[start]

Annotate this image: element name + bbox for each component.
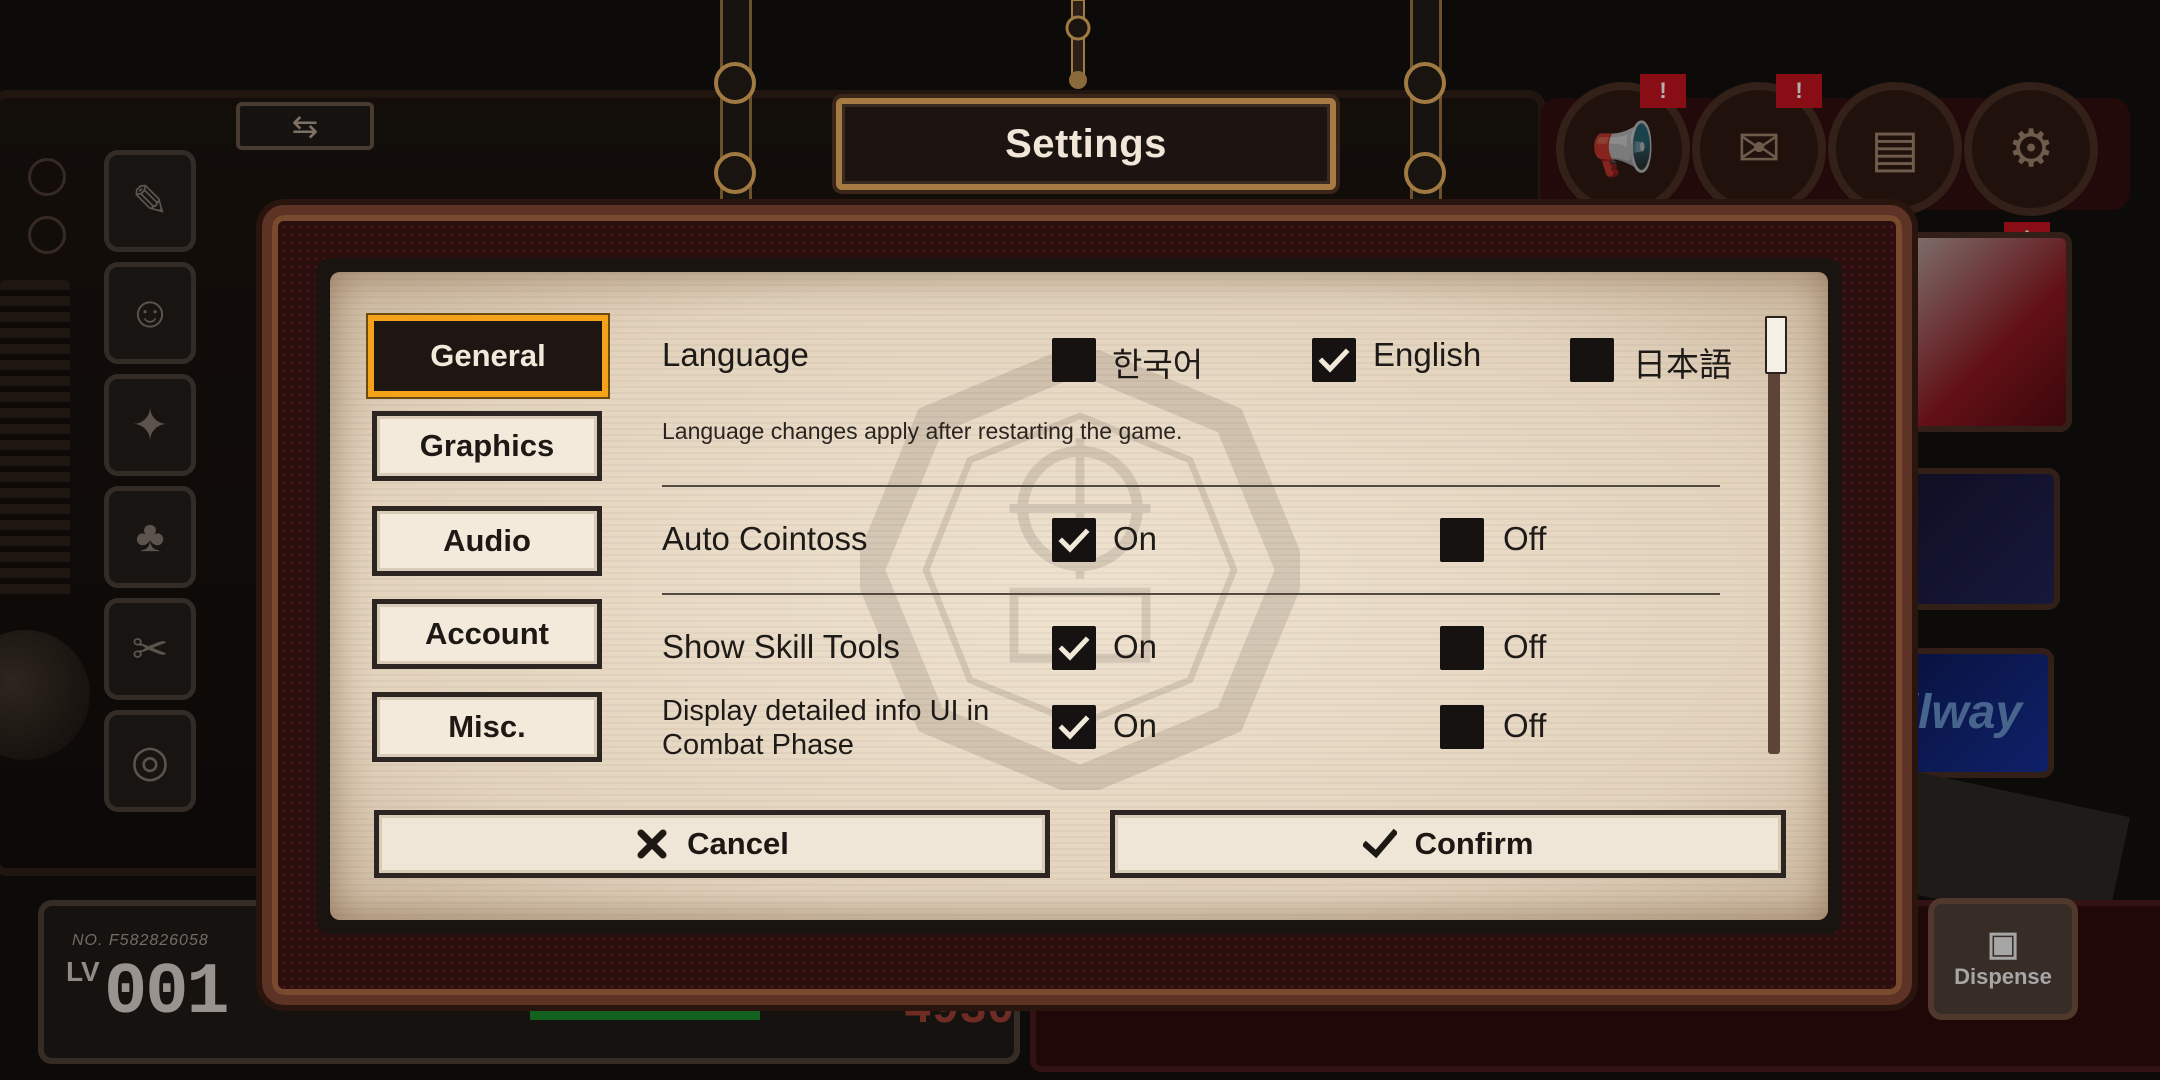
background-ring [714,62,756,104]
sidebar-tool-icon: ✂ [104,598,196,700]
sidebar-star-icon: ✦ [104,374,196,476]
auto-cointoss-on-label: On [1113,520,1158,557]
background-banner-card [1890,232,2072,432]
background-vent [0,280,70,600]
background-dot [28,216,66,254]
show-skill-tools-off-checkbox[interactable] [1440,626,1484,670]
settings-title-plate: Settings [836,98,1336,190]
tab-misc[interactable]: Misc. [372,692,602,762]
title-hanger [1065,0,1091,89]
sidebar-character-icon: ☺ [104,262,196,364]
detailed-info-off-checkbox[interactable] [1440,705,1484,749]
alert-badge: ! [1776,74,1822,108]
player-number: NO. F582826058 [72,932,209,949]
language-english-label: English [1373,336,1482,373]
confirm-label: Confirm [1414,826,1534,861]
show-skill-tools-on-checkbox[interactable] [1052,626,1096,670]
auto-cointoss-on-checkbox[interactable] [1052,518,1096,562]
close-icon [637,829,667,859]
language-label: Language [662,336,809,373]
divider [662,485,1720,487]
background-ring [1404,152,1446,194]
alert-badge: ! [1640,74,1686,108]
language-japanese-label: 日本語 [1633,346,1732,383]
sidebar-feather-icon: ✎ [104,150,196,252]
settings-scrollbar-thumb[interactable] [1765,316,1787,374]
dispense-icon: ▣ [1986,925,2020,963]
language-english-checkbox[interactable] [1312,338,1356,382]
cancel-button[interactable]: Cancel [374,810,1050,878]
auto-cointoss-off-label: Off [1503,520,1547,557]
inventory-icon: ▤ [1828,82,1962,216]
cancel-label: Cancel [687,826,789,861]
checkmark-icon [1058,636,1090,661]
level-label: LV [66,956,100,987]
settings-scrollbar[interactable] [1768,318,1780,754]
background-ring [1404,62,1446,104]
tab-account[interactable]: Account [372,599,602,669]
checkmark-icon [1362,828,1397,859]
show-skill-tools-on-label: On [1113,628,1158,665]
level-value: 001 [104,952,230,1034]
detailed-info-on-checkbox[interactable] [1052,705,1096,749]
dispense-button: ▣ Dispense [1928,898,2078,1020]
divider [662,593,1720,595]
swap-arrows-icon: ⇆ [236,102,374,150]
detailed-info-off-label: Off [1503,707,1547,744]
tab-graphics[interactable]: Graphics [372,411,602,481]
show-skill-tools-label: Show Skill Tools [662,628,900,665]
checkmark-icon [1318,348,1350,373]
language-note: Language changes apply after restarting … [662,418,1183,444]
dispense-label: Dispense [1954,964,2052,989]
page-title: Settings [1005,121,1167,166]
sidebar-planet-icon: ◎ [104,710,196,812]
checkmark-icon [1058,528,1090,553]
auto-cointoss-off-checkbox[interactable] [1440,518,1484,562]
detailed-info-on-label: On [1113,707,1158,744]
detailed-info-label-line2: Combat Phase [662,729,854,761]
tab-general[interactable]: General [368,315,608,397]
gear-icon: ⚙ [1964,82,2098,216]
background-dot [28,158,66,196]
tab-audio[interactable]: Audio [372,506,602,576]
background-ring [714,152,756,194]
sidebar-group-icon: ♣ [104,486,196,588]
auto-cointoss-label: Auto Cointoss [662,520,868,557]
detailed-info-label-line1: Display detailed info UI in [662,695,990,727]
checkmark-icon [1058,715,1090,740]
language-korean-checkbox[interactable] [1052,338,1096,382]
language-korean-label: 한국어 [1112,346,1204,383]
detailed-info-label: Display detailed info UI in Combat Phase [662,694,989,762]
show-skill-tools-off-label: Off [1503,628,1547,665]
confirm-button[interactable]: Confirm [1110,810,1786,878]
language-japanese-checkbox[interactable] [1570,338,1614,382]
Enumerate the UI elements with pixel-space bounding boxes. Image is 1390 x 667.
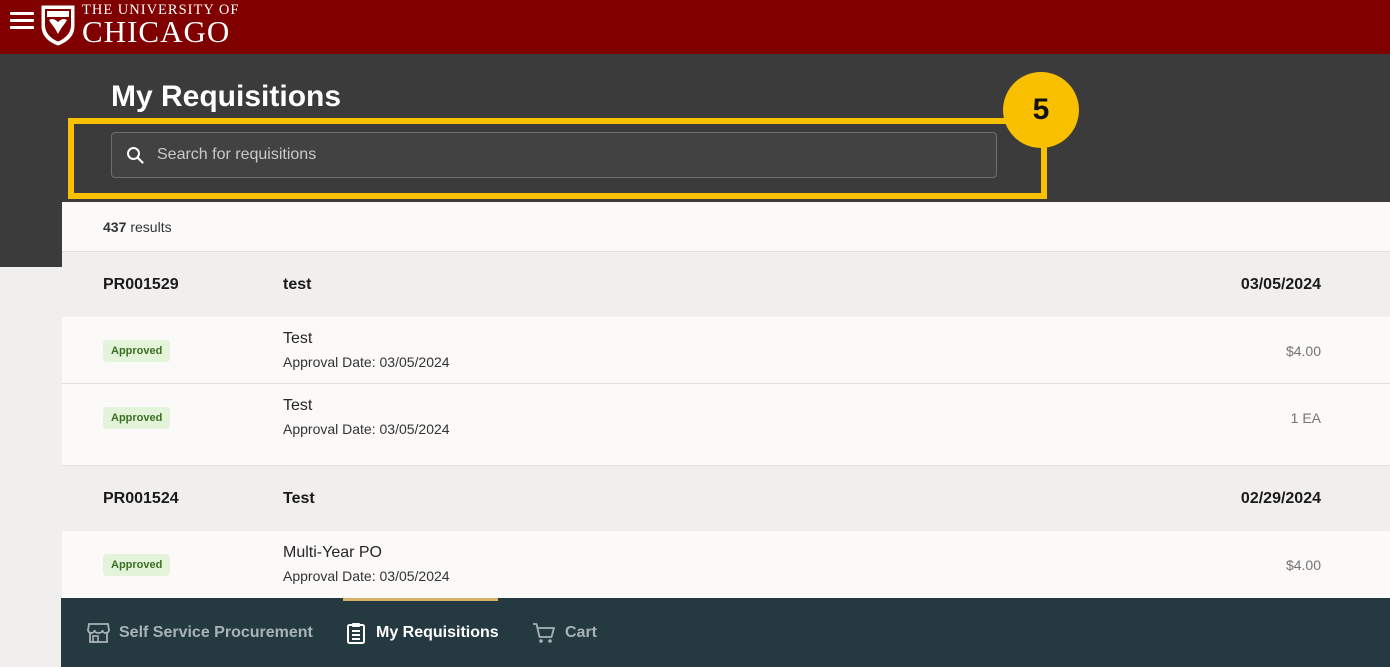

[end]

▶ [INSTRUCTION]:
Reproduce the records above, replacing every "checkmark-icon" with "tick-icon" and leaving everything else unchanged. Omit the pictures.

▶ [COMPLETE OUTPUT]:
Annotate this image: element name + bbox for each component.
background-ring [714,62,756,104]
sidebar-tool-icon: ✂ [104,598,196,700]
sidebar-star-icon: ✦ [104,374,196,476]
auto-cointoss-on-label: On [1113,520,1158,557]
background-banner-card [1890,232,2072,432]
background-vent [0,280,70,600]
background-dot [28,216,66,254]
show-skill-tools-off-checkbox[interactable] [1440,626,1484,670]
settings-title-plate: Settings [836,98,1336,190]
tab-misc[interactable]: Misc. [372,692,602,762]
title-hanger [1065,0,1091,89]
sidebar-character-icon: ☺ [104,262,196,364]
detailed-info-off-checkbox[interactable] [1440,705,1484,749]
alert-badge: ! [1776,74,1822,108]
player-number: NO. F582826058 [72,932,209,949]
language-english-label: English [1373,336,1482,373]
confirm-label: Confirm [1414,826,1534,861]
show-skill-tools-on-checkbox[interactable] [1052,626,1096,670]
auto-cointoss-on-checkbox[interactable] [1052,518,1096,562]
close-icon [637,829,667,859]
language-label: Language [662,336,809,373]
divider [662,485,1720,487]
background-ring [1404,152,1446,194]
alert-badge: ! [1640,74,1686,108]
language-japanese-label: 日本語 [1633,346,1732,383]
sidebar-feather-icon: ✎ [104,150,196,252]
settings-scrollbar-thumb[interactable] [1765,316,1787,374]
dispense-icon: ▣ [1986,925,2020,963]
language-english-checkbox[interactable] [1312,338,1356,382]
cancel-button[interactable]: Cancel [374,810,1050,878]
auto-cointoss-off-label: Off [1503,520,1547,557]
inventory-icon: ▤ [1828,82,1962,216]
cancel-label: Cancel [687,826,789,861]
tick-icon [1058,636,1090,661]
level-label: LV [66,956,100,987]
settings-scrollbar[interactable] [1768,318,1780,754]
background-ring [1404,62,1446,104]
tab-account[interactable]: Account [372,599,602,669]
tick-icon [1362,828,1397,859]
show-skill-tools-on-label: On [1113,628,1158,665]
level-value: 001 [104,952,230,1034]
detailed-info-on-checkbox[interactable] [1052,705,1096,749]
dispense-button: ▣ Dispense [1928,898,2078,1020]
divider [662,593,1720,595]
swap-arrows-icon: ⇆ [236,102,374,150]
detailed-info-off-label: Off [1503,707,1547,744]
tab-graphics[interactable]: Graphics [372,411,602,481]
show-skill-tools-label: Show Skill Tools [662,628,900,665]
tick-icon [1318,348,1350,373]
language-note: Language changes apply after restarting … [662,418,1183,444]
dispense-label: Dispense [1954,964,2052,989]
page-title: Settings [1005,121,1167,166]
sidebar-planet-icon: ◎ [104,710,196,812]
tick-icon [1058,528,1090,553]
auto-cointoss-off-checkbox[interactable] [1440,518,1484,562]
detailed-info-on-label: On [1113,707,1158,744]
detailed-info-label-line2: Combat Phase [662,729,854,761]
tab-general[interactable]: General [368,315,608,397]
gear-icon: ⚙ [1964,82,2098,216]
background-dot [28,158,66,196]
tab-audio[interactable]: Audio [372,506,602,576]
background-ring [714,152,756,194]
sidebar-group-icon: ♣ [104,486,196,588]
auto-cointoss-label: Auto Cointoss [662,520,868,557]
detailed-info-label-line1: Display detailed info UI in [662,695,990,727]
tick-icon [1058,715,1090,740]
language-korean-checkbox[interactable] [1052,338,1096,382]
language-korean-label: 한국어 [1112,346,1204,383]
detailed-info-label: Display detailed info UI in Combat Phase [662,694,989,762]
show-skill-tools-off-label: Off [1503,628,1547,665]
confirm-button[interactable]: Confirm [1110,810,1786,878]
language-japanese-checkbox[interactable] [1570,338,1614,382]
Enumerate the UI elements with pixel-space bounding boxes. Image is 1390 x 667.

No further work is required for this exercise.